begin

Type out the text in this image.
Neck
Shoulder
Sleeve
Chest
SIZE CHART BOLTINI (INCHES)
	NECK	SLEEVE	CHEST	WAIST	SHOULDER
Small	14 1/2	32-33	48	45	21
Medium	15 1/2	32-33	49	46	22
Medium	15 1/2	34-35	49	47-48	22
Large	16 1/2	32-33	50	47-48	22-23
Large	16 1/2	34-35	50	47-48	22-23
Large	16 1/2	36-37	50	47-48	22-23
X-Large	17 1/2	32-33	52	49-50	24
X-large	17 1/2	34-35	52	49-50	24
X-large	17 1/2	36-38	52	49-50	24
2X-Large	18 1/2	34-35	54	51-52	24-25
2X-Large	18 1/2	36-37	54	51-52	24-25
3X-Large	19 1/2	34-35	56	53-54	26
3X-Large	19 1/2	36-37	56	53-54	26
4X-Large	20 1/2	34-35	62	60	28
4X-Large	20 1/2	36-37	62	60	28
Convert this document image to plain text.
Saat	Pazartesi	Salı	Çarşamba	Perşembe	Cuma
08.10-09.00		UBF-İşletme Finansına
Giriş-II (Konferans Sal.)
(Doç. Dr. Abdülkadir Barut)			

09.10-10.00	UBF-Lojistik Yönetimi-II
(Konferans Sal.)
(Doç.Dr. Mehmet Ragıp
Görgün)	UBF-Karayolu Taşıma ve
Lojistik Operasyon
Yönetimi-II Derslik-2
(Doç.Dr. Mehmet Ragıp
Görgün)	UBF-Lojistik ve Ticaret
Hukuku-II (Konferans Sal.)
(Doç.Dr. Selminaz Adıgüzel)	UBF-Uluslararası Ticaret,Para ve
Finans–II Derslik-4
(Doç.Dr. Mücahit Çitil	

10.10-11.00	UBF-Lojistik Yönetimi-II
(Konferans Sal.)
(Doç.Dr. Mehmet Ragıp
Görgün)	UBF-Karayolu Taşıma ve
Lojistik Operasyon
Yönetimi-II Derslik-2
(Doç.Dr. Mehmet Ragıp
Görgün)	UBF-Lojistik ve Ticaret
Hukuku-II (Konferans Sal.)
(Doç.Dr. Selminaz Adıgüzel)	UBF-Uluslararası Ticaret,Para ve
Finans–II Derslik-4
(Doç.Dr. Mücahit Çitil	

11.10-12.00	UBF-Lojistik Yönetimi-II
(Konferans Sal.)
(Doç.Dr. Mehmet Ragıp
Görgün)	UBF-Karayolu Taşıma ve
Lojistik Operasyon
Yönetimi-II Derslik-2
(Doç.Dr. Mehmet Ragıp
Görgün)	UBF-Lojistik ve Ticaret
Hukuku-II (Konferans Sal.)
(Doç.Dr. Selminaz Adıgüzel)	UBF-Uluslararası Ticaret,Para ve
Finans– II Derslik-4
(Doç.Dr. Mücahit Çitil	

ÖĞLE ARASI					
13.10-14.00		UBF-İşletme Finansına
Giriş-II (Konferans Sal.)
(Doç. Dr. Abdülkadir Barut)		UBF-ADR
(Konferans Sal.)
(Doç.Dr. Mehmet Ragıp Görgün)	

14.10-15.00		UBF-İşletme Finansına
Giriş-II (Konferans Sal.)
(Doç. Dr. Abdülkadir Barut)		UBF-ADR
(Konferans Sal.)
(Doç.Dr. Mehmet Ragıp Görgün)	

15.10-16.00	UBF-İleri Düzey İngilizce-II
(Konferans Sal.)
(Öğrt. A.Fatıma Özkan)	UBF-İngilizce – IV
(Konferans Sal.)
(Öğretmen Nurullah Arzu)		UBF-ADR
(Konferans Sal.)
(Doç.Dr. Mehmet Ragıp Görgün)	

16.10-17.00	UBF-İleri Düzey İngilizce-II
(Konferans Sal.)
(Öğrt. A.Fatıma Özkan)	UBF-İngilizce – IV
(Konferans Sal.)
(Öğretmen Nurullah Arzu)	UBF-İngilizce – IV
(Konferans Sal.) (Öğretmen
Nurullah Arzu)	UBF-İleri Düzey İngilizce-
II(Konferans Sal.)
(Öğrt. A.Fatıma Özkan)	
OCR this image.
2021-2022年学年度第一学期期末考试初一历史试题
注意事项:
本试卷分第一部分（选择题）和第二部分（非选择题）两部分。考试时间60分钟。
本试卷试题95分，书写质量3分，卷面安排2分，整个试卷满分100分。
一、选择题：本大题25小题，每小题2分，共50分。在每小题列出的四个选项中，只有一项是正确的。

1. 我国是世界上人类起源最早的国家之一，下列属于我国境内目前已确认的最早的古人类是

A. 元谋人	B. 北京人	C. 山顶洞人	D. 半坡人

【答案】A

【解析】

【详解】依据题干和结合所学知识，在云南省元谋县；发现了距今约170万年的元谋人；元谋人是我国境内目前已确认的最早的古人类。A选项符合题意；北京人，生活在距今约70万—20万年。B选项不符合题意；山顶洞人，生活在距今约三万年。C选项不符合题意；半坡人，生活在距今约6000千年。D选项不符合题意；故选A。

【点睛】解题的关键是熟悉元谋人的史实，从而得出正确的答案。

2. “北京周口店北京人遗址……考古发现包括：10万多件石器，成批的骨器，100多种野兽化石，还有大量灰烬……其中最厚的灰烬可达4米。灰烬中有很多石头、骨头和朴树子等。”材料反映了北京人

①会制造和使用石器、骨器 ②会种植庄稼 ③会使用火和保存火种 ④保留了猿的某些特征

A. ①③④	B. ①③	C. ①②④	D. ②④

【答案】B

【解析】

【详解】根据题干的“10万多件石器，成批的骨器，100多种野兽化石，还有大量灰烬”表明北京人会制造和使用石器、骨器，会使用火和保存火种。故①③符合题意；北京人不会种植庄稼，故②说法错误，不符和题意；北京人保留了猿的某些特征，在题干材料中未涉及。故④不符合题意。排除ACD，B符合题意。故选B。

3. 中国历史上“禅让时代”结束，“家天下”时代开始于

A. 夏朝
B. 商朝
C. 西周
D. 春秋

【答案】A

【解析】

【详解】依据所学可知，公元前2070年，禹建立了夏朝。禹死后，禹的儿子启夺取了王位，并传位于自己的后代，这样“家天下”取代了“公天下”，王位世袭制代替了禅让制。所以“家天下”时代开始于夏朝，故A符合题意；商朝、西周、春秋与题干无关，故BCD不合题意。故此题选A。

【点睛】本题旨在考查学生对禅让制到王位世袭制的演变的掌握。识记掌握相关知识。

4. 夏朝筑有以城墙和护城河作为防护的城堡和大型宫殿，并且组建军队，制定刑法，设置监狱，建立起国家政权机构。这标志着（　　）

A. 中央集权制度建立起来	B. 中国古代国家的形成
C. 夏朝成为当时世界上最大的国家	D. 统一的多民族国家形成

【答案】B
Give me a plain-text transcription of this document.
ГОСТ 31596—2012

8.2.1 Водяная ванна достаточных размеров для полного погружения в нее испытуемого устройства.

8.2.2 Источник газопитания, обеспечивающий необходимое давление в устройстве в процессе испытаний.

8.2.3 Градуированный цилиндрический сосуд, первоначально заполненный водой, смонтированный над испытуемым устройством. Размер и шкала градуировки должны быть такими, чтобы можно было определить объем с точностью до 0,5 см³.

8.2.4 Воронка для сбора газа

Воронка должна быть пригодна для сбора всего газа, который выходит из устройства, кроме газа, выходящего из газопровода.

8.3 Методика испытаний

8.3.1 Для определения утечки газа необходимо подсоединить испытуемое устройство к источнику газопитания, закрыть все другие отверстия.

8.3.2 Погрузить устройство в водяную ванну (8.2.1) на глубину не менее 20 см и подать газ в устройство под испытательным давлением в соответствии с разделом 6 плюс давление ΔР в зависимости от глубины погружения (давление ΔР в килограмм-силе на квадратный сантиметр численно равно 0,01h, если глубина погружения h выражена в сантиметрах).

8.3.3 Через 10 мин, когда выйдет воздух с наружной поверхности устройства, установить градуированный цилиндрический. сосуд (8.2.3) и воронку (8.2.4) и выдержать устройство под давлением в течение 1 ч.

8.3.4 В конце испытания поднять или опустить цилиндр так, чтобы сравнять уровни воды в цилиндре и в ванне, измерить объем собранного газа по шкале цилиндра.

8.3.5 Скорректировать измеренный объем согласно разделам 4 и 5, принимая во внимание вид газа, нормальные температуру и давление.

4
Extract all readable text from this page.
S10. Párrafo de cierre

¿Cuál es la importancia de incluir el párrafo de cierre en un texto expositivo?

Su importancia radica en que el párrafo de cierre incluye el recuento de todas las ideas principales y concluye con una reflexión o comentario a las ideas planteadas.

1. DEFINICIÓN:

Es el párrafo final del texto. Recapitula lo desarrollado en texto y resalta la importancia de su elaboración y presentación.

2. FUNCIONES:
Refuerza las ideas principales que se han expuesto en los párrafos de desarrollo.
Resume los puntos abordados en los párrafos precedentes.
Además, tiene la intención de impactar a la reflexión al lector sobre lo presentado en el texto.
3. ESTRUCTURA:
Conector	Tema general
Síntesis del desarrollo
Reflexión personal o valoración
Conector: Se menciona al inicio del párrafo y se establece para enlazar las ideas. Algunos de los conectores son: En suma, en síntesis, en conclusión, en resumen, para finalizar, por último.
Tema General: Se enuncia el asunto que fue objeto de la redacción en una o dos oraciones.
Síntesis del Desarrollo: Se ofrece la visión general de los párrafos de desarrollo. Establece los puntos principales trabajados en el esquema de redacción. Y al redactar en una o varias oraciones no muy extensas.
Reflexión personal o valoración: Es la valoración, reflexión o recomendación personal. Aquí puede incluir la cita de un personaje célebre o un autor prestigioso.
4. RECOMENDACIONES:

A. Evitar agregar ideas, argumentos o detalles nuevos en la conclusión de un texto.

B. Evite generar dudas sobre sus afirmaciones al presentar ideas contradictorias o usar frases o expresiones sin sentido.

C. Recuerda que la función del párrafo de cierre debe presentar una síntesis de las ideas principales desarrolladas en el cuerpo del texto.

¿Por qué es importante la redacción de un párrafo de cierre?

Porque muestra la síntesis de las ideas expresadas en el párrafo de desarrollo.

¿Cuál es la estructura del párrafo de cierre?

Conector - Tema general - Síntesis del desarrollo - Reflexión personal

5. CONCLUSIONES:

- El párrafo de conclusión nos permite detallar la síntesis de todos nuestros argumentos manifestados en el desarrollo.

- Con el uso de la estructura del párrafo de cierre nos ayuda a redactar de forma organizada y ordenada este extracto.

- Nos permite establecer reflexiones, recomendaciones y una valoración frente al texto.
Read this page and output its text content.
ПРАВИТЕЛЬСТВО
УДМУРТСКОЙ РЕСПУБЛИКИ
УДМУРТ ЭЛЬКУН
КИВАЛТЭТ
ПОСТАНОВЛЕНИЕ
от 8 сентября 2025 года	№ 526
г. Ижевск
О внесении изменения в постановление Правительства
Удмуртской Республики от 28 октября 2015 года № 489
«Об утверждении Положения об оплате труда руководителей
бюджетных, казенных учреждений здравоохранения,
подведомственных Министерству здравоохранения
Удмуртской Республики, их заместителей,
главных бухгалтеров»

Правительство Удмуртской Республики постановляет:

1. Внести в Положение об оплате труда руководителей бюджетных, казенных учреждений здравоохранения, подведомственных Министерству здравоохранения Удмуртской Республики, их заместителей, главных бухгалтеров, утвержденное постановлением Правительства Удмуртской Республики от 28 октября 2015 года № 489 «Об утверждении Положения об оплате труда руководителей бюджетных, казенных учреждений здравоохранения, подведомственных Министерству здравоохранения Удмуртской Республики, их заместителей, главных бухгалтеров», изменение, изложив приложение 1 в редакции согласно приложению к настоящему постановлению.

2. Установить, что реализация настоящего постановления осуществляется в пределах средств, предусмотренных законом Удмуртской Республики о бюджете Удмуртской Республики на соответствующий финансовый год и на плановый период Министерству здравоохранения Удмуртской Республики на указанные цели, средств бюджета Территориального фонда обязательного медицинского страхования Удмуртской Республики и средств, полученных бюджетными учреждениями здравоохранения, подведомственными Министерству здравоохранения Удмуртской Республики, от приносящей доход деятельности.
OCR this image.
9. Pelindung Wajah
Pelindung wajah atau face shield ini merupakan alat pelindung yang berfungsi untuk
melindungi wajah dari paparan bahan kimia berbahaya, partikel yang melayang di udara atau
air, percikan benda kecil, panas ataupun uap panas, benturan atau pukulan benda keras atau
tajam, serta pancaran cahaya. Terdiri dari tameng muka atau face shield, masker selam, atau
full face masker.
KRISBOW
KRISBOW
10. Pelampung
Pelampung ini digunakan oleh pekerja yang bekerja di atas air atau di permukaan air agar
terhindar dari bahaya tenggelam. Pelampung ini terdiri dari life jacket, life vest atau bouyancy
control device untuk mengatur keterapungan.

end

SET PROBLEM ▸ In the records above, locate every line with the string "заместителей" and copy it.

OUTPUT FOR THIS EXERCISE ▸
Удмуртской Республики, их заместителей,
1. Внести в Положение об оплате труда руководителей бюджетных, казенных учреждений здравоохранения, подведомственных Министерству здравоохранения Удмуртской Республики, их заместителей, главных бухгалтеров, утвержденное постановлением Правительства Удмуртской Республики от 28 октября 2015 года № 489 «Об утверждении Положения об оплате труда руководителей бюджетных, казенных учреждений здравоохранения, подведомственных Министерству здравоохранения Удмуртской Республики, их заместителей, главных бухгалтеров», изменение, изложив приложение 1 в редакции согласно приложению к настоящему постановлению.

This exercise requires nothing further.